*Goal of the exercise*: Give the number of lines below that contain "komunikatu", with no other output.

*Dataset rows*:

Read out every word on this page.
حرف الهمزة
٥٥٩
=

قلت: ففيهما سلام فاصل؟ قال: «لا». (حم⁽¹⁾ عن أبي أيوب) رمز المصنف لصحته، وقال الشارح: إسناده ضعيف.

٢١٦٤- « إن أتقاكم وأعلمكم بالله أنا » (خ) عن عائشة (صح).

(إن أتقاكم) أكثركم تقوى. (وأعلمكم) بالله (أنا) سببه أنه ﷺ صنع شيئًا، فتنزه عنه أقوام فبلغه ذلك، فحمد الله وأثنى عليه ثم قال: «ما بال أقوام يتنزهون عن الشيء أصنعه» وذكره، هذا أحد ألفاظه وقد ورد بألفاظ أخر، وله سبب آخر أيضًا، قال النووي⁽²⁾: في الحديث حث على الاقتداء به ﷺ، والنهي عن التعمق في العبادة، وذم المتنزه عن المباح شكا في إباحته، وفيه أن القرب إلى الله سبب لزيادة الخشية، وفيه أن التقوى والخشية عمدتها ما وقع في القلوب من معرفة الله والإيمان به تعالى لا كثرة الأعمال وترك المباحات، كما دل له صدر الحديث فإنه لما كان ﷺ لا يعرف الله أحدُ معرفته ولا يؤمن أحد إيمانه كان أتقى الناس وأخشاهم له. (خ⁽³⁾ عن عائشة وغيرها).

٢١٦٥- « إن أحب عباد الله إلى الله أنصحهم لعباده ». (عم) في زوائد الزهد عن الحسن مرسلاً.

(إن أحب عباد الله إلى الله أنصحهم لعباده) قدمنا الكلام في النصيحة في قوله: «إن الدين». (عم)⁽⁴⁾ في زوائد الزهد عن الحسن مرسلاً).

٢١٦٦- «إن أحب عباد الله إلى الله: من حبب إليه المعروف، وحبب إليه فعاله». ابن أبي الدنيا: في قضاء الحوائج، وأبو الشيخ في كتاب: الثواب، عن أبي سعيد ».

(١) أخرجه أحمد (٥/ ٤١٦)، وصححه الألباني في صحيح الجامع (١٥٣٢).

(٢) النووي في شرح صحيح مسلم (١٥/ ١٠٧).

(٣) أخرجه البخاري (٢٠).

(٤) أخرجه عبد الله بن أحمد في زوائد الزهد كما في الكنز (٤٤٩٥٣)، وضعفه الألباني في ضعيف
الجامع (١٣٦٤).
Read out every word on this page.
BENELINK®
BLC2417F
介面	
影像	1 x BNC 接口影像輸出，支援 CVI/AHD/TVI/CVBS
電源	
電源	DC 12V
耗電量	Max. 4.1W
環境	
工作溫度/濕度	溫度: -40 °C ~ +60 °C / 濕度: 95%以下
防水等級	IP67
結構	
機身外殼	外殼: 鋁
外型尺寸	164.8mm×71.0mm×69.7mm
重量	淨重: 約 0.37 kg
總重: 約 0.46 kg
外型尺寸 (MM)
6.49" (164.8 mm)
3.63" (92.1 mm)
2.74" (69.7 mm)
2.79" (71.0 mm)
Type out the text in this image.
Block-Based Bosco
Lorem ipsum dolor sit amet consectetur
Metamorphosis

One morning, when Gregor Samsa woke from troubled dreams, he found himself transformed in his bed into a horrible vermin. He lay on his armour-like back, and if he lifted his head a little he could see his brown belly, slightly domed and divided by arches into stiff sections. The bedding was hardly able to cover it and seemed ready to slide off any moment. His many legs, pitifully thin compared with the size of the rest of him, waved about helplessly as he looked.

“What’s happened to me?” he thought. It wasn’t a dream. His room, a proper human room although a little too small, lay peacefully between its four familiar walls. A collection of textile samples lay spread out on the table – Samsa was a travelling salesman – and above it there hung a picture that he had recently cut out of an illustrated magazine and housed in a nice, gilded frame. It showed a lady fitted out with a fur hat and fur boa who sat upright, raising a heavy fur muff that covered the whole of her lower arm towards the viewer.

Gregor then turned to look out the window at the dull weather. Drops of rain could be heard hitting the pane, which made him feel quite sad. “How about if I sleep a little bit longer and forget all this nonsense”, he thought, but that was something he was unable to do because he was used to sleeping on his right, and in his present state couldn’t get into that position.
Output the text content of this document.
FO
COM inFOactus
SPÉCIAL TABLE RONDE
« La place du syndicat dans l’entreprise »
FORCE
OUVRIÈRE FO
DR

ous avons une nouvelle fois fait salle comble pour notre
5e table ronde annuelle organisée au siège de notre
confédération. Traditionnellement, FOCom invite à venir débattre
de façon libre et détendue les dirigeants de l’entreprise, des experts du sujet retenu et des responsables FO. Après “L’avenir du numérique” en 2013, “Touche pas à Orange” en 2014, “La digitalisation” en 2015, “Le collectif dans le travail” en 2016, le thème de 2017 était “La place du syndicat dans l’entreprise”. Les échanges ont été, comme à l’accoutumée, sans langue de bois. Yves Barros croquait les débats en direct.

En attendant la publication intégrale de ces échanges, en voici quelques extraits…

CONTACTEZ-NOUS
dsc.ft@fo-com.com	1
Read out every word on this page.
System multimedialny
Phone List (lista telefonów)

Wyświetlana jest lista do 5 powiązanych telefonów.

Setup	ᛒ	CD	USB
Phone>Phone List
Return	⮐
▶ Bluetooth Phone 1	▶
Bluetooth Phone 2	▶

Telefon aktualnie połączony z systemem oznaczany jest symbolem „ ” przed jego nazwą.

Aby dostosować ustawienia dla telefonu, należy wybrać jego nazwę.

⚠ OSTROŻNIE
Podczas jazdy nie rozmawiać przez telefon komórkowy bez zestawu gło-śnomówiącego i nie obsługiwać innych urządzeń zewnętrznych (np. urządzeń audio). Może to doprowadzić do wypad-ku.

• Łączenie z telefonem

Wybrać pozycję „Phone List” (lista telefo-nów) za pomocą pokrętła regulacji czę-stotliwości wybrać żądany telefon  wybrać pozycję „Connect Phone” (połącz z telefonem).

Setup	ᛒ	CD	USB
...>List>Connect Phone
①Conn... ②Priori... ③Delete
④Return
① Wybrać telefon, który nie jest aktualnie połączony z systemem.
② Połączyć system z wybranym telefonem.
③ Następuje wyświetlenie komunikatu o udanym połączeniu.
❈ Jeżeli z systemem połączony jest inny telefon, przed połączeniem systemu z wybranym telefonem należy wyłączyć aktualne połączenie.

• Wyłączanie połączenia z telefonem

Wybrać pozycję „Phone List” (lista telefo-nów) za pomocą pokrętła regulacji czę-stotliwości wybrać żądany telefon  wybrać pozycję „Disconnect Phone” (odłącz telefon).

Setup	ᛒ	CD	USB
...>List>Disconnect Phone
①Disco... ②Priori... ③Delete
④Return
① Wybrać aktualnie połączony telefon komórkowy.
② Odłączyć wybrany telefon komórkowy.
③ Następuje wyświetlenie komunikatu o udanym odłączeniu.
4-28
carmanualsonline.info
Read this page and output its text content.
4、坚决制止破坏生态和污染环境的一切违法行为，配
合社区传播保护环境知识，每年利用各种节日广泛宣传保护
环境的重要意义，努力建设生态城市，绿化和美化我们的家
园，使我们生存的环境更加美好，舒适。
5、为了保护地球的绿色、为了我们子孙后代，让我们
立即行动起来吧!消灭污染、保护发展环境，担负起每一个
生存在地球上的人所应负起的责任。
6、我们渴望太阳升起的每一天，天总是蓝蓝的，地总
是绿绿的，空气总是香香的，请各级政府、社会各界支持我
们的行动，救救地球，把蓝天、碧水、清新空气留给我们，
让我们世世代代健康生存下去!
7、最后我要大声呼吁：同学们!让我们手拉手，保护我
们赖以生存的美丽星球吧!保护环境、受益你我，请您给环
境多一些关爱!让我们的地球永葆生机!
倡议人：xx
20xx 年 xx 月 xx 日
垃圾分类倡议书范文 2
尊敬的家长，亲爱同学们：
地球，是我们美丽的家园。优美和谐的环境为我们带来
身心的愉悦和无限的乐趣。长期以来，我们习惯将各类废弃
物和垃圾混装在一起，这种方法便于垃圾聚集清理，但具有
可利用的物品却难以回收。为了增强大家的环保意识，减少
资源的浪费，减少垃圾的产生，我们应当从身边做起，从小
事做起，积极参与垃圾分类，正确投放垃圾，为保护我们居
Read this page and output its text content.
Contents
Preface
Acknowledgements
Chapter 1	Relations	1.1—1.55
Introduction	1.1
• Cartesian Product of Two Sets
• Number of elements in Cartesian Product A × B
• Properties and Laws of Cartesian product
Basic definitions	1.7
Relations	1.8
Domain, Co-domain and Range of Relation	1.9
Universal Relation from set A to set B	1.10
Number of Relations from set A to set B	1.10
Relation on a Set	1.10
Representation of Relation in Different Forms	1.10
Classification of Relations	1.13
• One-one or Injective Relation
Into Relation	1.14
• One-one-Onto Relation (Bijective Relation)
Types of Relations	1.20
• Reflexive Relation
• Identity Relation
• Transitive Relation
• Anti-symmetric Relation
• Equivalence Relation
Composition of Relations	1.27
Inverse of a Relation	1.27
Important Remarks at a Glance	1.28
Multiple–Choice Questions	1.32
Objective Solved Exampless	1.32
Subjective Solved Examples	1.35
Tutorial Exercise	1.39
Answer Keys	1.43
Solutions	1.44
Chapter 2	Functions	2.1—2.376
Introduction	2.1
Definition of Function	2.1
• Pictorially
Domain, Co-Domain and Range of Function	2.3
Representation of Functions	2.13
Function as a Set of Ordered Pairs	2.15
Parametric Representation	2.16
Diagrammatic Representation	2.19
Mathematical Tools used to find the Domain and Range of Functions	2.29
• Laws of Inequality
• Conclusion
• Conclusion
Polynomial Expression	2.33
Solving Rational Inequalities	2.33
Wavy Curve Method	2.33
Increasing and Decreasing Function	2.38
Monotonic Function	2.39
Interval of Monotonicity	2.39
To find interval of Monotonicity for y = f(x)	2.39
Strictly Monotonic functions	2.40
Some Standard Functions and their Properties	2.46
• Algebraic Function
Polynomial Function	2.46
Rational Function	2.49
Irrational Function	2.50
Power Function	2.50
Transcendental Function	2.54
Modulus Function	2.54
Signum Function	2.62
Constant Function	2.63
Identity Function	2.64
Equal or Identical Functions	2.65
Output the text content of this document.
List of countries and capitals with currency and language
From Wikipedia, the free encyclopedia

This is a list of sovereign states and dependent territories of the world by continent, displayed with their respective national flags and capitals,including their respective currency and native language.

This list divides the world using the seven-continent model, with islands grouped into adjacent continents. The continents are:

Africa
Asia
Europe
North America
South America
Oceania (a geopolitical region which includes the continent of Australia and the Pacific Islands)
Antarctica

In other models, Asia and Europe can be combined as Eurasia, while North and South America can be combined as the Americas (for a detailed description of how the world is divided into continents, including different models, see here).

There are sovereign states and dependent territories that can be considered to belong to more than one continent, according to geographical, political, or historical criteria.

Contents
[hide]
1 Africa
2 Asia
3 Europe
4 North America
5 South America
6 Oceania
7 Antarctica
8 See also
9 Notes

*Task solution*: 2